(Dataset rows about figures)
☆ ☆ ☆ ☆ ☆ ☆ ☆

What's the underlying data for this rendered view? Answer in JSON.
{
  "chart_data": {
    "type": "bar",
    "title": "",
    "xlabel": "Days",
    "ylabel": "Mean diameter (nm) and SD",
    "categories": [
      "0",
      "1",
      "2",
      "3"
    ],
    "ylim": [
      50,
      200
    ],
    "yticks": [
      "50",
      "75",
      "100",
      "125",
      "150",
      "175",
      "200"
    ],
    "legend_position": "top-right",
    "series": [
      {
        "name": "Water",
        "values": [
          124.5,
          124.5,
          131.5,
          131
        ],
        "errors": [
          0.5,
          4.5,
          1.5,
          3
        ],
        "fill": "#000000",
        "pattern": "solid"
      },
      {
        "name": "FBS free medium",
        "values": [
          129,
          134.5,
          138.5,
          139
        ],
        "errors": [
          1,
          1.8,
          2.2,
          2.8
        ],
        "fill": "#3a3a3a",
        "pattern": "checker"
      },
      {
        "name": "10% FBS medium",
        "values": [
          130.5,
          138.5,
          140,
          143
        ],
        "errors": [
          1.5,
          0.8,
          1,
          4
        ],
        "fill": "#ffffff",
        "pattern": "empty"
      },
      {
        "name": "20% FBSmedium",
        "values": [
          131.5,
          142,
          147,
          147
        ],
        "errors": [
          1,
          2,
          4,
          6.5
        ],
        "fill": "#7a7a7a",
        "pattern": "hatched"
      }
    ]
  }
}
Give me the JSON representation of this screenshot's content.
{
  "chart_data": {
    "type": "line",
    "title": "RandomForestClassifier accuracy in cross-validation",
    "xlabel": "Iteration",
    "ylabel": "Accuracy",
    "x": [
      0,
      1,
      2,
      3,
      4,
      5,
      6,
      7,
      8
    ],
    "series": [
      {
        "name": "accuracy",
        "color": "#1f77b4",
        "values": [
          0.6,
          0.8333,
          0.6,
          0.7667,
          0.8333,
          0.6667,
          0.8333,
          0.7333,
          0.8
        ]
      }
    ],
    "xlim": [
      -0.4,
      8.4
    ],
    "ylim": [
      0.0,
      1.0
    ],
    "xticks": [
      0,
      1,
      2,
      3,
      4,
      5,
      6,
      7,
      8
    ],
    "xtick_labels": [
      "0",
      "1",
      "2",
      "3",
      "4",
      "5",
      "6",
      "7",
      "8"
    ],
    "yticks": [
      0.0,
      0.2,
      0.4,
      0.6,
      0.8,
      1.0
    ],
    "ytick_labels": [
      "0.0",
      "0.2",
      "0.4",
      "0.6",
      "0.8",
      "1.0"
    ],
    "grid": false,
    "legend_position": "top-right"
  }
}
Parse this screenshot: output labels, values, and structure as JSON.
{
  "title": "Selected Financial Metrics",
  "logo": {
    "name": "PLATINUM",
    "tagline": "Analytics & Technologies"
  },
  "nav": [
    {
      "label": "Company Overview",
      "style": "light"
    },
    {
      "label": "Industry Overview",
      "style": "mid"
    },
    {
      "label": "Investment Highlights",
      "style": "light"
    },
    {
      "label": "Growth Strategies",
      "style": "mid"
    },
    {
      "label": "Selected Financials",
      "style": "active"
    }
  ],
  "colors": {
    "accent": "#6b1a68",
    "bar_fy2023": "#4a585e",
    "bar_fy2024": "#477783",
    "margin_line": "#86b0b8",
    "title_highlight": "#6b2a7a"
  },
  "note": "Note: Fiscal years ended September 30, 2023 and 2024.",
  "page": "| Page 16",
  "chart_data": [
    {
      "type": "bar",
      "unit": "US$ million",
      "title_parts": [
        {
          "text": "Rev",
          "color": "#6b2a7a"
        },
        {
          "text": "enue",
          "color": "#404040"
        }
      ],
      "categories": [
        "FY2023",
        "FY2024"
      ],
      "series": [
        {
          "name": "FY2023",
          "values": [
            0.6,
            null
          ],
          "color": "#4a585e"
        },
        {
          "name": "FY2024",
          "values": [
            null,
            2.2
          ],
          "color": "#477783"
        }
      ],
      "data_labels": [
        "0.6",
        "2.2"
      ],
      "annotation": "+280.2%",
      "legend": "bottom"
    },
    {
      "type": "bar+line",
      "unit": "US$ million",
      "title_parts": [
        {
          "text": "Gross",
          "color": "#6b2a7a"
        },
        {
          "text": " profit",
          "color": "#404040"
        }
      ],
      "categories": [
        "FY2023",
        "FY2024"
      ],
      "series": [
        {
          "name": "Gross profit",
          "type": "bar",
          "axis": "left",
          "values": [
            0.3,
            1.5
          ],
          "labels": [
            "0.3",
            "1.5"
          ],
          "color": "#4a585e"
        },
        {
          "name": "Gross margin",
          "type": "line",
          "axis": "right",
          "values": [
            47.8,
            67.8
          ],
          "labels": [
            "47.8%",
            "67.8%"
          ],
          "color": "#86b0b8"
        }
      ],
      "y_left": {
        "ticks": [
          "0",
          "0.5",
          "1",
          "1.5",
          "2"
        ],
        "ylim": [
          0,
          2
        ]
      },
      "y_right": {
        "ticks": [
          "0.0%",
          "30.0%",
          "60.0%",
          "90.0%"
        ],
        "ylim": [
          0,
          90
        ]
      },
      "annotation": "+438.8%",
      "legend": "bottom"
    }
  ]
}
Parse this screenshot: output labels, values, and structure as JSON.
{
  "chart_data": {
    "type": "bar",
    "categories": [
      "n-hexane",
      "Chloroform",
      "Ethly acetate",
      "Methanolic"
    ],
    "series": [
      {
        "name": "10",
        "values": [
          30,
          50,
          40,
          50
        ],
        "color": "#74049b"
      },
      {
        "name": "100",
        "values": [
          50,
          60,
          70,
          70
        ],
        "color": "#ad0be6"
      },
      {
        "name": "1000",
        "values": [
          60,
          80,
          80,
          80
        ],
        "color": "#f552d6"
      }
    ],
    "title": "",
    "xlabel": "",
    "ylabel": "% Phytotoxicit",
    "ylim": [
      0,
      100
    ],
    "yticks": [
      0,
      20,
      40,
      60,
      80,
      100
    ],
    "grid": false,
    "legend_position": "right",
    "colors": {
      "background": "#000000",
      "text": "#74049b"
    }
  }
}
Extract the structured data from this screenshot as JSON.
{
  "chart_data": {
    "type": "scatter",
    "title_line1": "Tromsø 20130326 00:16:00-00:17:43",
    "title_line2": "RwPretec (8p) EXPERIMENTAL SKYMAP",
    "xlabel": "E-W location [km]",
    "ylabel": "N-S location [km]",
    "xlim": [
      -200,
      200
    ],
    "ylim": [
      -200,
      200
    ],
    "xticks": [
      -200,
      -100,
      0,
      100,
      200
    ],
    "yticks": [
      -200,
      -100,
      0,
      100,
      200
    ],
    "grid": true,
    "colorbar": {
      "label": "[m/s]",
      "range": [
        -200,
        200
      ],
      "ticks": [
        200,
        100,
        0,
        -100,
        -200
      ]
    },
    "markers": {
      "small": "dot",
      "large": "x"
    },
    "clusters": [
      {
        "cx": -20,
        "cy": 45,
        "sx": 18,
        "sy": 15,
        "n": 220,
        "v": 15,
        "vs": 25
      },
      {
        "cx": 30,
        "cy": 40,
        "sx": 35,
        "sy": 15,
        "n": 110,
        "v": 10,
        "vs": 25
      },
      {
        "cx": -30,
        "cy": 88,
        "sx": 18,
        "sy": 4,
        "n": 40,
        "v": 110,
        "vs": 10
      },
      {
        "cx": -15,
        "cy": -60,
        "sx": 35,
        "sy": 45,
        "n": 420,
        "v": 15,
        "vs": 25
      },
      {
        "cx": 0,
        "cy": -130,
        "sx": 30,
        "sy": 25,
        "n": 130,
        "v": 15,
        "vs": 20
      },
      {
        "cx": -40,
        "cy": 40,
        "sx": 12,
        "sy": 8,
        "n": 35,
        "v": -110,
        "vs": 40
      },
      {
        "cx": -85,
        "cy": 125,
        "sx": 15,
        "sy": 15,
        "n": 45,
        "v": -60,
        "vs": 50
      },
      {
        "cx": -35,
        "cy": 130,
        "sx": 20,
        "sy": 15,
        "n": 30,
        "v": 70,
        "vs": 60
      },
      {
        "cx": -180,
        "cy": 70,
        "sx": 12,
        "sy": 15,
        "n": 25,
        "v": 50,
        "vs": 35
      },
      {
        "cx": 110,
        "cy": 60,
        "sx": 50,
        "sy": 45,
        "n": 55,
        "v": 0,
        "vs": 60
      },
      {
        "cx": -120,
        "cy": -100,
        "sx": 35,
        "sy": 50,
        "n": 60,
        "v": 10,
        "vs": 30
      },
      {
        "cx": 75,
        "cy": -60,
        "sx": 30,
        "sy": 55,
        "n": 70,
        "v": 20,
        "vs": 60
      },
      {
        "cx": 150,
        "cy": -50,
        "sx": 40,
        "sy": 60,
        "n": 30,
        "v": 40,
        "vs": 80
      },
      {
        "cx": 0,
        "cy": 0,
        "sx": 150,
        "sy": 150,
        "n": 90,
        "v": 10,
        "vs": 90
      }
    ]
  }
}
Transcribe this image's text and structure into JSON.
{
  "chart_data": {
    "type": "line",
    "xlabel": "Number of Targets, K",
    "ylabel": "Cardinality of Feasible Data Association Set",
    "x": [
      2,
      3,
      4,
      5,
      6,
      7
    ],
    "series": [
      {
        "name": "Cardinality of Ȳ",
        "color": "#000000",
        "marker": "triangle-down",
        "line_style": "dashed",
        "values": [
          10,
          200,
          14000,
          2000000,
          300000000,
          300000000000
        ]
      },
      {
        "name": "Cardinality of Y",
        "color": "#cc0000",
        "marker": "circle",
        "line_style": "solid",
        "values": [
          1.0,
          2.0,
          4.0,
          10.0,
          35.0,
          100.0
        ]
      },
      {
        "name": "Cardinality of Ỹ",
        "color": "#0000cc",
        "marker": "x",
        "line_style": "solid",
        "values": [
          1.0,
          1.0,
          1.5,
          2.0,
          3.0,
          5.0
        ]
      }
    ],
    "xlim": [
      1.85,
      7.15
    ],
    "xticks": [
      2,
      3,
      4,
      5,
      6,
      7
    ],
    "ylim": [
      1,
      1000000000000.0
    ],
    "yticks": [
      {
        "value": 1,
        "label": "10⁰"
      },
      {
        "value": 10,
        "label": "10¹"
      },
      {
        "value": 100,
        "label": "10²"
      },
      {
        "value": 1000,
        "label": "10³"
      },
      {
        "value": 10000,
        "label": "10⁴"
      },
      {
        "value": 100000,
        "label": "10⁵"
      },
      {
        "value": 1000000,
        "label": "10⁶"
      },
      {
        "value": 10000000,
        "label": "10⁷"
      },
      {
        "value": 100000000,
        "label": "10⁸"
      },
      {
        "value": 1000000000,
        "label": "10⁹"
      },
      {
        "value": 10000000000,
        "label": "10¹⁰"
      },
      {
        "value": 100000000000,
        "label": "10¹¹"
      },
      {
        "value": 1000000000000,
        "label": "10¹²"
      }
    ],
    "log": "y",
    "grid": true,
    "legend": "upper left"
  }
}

☆ ☆ ☆ ☆ ☆ ☆ ☆

> [What to do]
Extract all lines of the records above that include "Cardinality".

> [Answer to the exercise]
    "ylabel": "Cardinality of Feasible Data Association Set",
        "name": "Cardinality of Ȳ",
        "name": "Cardinality of Y",
        "name": "Cardinality of Ỹ",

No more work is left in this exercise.